DATA IN THIS EXERCISE below:

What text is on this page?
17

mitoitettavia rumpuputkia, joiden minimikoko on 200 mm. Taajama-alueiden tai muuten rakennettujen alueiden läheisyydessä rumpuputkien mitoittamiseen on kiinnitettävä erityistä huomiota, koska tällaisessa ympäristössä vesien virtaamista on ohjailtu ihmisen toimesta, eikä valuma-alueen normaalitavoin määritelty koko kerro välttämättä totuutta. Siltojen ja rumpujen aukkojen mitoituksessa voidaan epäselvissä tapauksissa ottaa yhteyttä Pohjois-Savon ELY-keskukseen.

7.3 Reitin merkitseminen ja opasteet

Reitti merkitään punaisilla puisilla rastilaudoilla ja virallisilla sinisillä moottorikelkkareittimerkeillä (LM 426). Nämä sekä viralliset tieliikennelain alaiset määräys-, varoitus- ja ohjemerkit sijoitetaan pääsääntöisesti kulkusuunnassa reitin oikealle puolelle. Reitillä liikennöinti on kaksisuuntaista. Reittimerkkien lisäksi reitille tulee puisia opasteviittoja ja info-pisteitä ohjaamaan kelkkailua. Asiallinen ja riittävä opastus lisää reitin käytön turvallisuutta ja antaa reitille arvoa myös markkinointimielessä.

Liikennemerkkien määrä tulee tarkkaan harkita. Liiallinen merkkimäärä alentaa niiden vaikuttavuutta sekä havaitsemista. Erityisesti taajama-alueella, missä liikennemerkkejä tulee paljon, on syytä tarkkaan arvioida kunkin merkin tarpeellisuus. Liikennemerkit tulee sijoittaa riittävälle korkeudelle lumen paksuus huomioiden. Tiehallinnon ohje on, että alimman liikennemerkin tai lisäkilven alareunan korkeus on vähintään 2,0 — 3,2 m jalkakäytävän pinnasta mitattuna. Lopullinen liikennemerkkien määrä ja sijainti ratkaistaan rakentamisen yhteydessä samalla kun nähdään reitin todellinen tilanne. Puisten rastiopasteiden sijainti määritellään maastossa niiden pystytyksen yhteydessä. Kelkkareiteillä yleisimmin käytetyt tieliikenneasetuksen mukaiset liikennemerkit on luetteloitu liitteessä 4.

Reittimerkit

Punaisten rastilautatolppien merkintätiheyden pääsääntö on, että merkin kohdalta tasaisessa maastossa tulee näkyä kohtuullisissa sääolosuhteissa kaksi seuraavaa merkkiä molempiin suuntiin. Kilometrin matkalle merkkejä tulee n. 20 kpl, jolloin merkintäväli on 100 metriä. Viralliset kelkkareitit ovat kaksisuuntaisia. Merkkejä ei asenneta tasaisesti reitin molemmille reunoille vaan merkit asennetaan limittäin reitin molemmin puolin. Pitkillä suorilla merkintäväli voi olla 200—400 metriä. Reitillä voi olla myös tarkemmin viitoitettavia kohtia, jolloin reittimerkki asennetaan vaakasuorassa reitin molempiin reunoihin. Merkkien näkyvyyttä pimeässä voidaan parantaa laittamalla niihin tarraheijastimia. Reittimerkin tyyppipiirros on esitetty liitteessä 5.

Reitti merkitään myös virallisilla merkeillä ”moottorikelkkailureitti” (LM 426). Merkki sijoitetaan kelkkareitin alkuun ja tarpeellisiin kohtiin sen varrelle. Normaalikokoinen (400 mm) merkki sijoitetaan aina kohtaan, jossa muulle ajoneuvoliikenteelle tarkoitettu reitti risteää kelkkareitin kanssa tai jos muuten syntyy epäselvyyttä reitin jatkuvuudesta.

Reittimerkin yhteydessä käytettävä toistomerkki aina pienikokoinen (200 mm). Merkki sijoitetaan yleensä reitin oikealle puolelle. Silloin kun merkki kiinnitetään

End of DATA IN THIS EXERCISE.

WORK TO COMPLETE:
Output the data once more, exactly as given.

RESPONSE TO THE TASK:
What text is on this page?
17

mitoitettavia rumpuputkia, joiden minimikoko on 200 mm. Taajama-alueiden tai muuten rakennettujen alueiden läheisyydessä rumpuputkien mitoittamiseen on kiinnitettävä erityistä huomiota, koska tällaisessa ympäristössä vesien virtaamista on ohjailtu ihmisen toimesta, eikä valuma-alueen normaalitavoin määritelty koko kerro välttämättä totuutta. Siltojen ja rumpujen aukkojen mitoituksessa voidaan epäselvissä tapauksissa ottaa yhteyttä Pohjois-Savon ELY-keskukseen.

7.3 Reitin merkitseminen ja opasteet

Reitti merkitään punaisilla puisilla rastilaudoilla ja virallisilla sinisillä moottorikelkkareittimerkeillä (LM 426). Nämä sekä viralliset tieliikennelain alaiset määräys-, varoitus- ja ohjemerkit sijoitetaan pääsääntöisesti kulkusuunnassa reitin oikealle puolelle. Reitillä liikennöinti on kaksisuuntaista. Reittimerkkien lisäksi reitille tulee puisia opasteviittoja ja info-pisteitä ohjaamaan kelkkailua. Asiallinen ja riittävä opastus lisää reitin käytön turvallisuutta ja antaa reitille arvoa myös markkinointimielessä.

Liikennemerkkien määrä tulee tarkkaan harkita. Liiallinen merkkimäärä alentaa niiden vaikuttavuutta sekä havaitsemista. Erityisesti taajama-alueella, missä liikennemerkkejä tulee paljon, on syytä tarkkaan arvioida kunkin merkin tarpeellisuus. Liikennemerkit tulee sijoittaa riittävälle korkeudelle lumen paksuus huomioiden. Tiehallinnon ohje on, että alimman liikennemerkin tai lisäkilven alareunan korkeus on vähintään 2,0 — 3,2 m jalkakäytävän pinnasta mitattuna. Lopullinen liikennemerkkien määrä ja sijainti ratkaistaan rakentamisen yhteydessä samalla kun nähdään reitin todellinen tilanne. Puisten rastiopasteiden sijainti määritellään maastossa niiden pystytyksen yhteydessä. Kelkkareiteillä yleisimmin käytetyt tieliikenneasetuksen mukaiset liikennemerkit on luetteloitu liitteessä 4.

Reittimerkit

Punaisten rastilautatolppien merkintätiheyden pääsääntö on, että merkin kohdalta tasaisessa maastossa tulee näkyä kohtuullisissa sääolosuhteissa kaksi seuraavaa merkkiä molempiin suuntiin. Kilometrin matkalle merkkejä tulee n. 20 kpl, jolloin merkintäväli on 100 metriä. Viralliset kelkkareitit ovat kaksisuuntaisia. Merkkejä ei asenneta tasaisesti reitin molemmille reunoille vaan merkit asennetaan limittäin reitin molemmin puolin. Pitkillä suorilla merkintäväli voi olla 200—400 metriä. Reitillä voi olla myös tarkemmin viitoitettavia kohtia, jolloin reittimerkki asennetaan vaakasuorassa reitin molempiin reunoihin. Merkkien näkyvyyttä pimeässä voidaan parantaa laittamalla niihin tarraheijastimia. Reittimerkin tyyppipiirros on esitetty liitteessä 5.

Reitti merkitään myös virallisilla merkeillä ”moottorikelkkailureitti” (LM 426). Merkki sijoitetaan kelkkareitin alkuun ja tarpeellisiin kohtiin sen varrelle. Normaalikokoinen (400 mm) merkki sijoitetaan aina kohtaan, jossa muulle ajoneuvoliikenteelle tarkoitettu reitti risteää kelkkareitin kanssa tai jos muuten syntyy epäselvyyttä reitin jatkuvuudesta.

Reittimerkin yhteydessä käytettävä toistomerkki aina pienikokoinen (200 mm). Merkki sijoitetaan yleensä reitin oikealle puolelle. Silloin kun merkki kiinnitetään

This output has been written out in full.